(OBJECTIVE):
Comb through the entries for "κλήσεις" and pull out each line that holds it.

(RECORDS PROVIDED):
============
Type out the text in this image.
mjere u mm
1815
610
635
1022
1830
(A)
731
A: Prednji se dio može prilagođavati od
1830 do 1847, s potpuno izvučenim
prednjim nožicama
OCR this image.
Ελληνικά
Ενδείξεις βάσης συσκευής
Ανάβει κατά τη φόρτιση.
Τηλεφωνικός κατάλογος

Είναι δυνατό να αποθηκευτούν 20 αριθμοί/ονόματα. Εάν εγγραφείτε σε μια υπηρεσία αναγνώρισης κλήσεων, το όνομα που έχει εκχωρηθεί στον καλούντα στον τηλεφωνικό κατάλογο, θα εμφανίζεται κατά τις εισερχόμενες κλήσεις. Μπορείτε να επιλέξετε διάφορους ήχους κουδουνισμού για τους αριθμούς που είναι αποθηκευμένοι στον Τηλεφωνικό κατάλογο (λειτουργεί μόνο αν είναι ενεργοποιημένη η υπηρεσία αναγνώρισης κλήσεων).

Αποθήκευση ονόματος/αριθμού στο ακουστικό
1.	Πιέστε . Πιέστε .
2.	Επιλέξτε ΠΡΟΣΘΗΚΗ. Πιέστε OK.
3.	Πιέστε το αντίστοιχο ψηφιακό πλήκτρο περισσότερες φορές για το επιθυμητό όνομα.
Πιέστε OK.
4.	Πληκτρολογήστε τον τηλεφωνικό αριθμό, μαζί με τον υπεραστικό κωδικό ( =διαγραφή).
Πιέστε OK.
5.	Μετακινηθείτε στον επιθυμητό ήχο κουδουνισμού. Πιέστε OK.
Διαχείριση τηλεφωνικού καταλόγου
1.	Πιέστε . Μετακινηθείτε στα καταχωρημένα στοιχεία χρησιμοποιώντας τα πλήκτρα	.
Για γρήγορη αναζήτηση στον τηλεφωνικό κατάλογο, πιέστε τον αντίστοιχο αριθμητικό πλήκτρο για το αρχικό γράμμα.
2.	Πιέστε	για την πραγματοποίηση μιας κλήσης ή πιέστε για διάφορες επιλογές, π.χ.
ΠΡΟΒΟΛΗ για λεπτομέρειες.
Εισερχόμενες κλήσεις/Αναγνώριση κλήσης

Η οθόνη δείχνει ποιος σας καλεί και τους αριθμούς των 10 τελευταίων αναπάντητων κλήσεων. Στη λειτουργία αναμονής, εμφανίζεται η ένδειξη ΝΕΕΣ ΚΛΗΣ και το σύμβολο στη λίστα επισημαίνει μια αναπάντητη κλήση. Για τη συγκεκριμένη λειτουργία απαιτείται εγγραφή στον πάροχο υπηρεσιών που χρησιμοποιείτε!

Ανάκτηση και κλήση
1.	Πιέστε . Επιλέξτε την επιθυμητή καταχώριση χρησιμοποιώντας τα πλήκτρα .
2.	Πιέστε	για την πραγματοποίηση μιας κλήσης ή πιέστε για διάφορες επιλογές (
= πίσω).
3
============
(FINAL RESULT):
Είναι δυνατό να αποθηκευτούν 20 αριθμοί/ονόματα. Εάν εγγραφείτε σε μια υπηρεσία αναγνώρισης κλήσεων, το όνομα που έχει εκχωρηθεί στον καλούντα στον τηλεφωνικό κατάλογο, θα εμφανίζεται κατά τις εισερχόμενες κλήσεις. Μπορείτε να επιλέξετε διάφορους ήχους κουδουνισμού για τους αριθμούς που είναι αποθηκευμένοι στον Τηλεφωνικό κατάλογο (λειτουργεί μόνο αν είναι ενεργοποιημένη η υπηρεσία αναγνώρισης κλήσεων).
Εισερχόμενες κλήσεις/Αναγνώριση κλήσης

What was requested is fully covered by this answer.